▶ Prompt
Lift out all lines below that contain "Treni".

(Records from a collection)
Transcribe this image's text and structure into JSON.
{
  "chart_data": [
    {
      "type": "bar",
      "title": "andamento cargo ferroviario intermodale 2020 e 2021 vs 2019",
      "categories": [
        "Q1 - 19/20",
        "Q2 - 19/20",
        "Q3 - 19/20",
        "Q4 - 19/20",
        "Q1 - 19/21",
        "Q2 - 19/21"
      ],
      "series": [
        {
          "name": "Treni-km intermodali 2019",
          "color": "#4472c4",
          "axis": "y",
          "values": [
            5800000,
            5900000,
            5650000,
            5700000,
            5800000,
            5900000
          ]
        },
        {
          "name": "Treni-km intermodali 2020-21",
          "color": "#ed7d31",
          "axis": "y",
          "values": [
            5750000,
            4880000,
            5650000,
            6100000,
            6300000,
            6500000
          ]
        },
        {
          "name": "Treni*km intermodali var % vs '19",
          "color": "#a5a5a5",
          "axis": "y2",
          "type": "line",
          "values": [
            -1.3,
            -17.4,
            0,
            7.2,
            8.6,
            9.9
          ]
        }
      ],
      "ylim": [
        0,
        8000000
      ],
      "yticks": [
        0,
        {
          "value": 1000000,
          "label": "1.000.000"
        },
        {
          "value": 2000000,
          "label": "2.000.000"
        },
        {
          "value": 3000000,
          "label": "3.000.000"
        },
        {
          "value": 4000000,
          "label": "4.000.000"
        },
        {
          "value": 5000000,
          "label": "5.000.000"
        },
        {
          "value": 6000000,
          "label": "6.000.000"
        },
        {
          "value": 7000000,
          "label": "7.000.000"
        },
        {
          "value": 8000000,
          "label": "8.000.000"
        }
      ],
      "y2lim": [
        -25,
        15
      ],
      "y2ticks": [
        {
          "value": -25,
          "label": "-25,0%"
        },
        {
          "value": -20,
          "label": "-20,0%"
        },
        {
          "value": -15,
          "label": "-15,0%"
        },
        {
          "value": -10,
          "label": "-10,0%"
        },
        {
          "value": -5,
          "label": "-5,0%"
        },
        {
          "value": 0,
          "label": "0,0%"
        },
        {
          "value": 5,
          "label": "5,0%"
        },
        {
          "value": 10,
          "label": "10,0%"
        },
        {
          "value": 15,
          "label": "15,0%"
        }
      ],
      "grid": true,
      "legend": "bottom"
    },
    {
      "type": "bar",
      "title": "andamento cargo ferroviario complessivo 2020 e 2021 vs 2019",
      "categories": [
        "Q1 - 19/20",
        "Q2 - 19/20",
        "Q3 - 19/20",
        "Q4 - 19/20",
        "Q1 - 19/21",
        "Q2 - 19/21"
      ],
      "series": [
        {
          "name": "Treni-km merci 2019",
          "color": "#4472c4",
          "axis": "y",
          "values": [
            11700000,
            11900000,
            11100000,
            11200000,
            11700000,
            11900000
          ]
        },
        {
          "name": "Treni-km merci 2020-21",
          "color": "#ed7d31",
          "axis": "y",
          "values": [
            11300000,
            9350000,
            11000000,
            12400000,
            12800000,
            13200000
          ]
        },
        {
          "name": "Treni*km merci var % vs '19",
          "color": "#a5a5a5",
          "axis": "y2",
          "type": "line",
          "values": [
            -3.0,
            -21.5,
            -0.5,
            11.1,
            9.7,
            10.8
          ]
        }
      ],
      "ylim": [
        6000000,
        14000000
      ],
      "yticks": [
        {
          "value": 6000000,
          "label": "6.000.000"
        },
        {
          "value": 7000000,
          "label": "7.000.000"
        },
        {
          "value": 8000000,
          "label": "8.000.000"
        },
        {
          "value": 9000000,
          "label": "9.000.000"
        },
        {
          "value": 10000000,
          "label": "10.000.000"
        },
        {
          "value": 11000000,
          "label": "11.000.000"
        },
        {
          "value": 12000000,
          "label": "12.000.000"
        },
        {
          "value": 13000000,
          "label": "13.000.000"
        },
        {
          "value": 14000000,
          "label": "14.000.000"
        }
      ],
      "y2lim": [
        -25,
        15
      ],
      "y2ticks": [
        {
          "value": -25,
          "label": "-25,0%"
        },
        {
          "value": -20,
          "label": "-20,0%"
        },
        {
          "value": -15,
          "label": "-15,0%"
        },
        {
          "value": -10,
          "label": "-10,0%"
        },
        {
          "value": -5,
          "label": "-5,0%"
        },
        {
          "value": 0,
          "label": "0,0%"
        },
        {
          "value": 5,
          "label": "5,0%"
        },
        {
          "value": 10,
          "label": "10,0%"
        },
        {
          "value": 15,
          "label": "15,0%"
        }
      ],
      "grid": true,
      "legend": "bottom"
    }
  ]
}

▶ Task solution
          "name": "Treni-km intermodali 2019",
          "name": "Treni-km intermodali 2020-21",
          "name": "Treni*km intermodali var % vs '19",
          "name": "Treni-km merci 2019",
          "name": "Treni-km merci 2020-21",
          "name": "Treni*km merci var % vs '19",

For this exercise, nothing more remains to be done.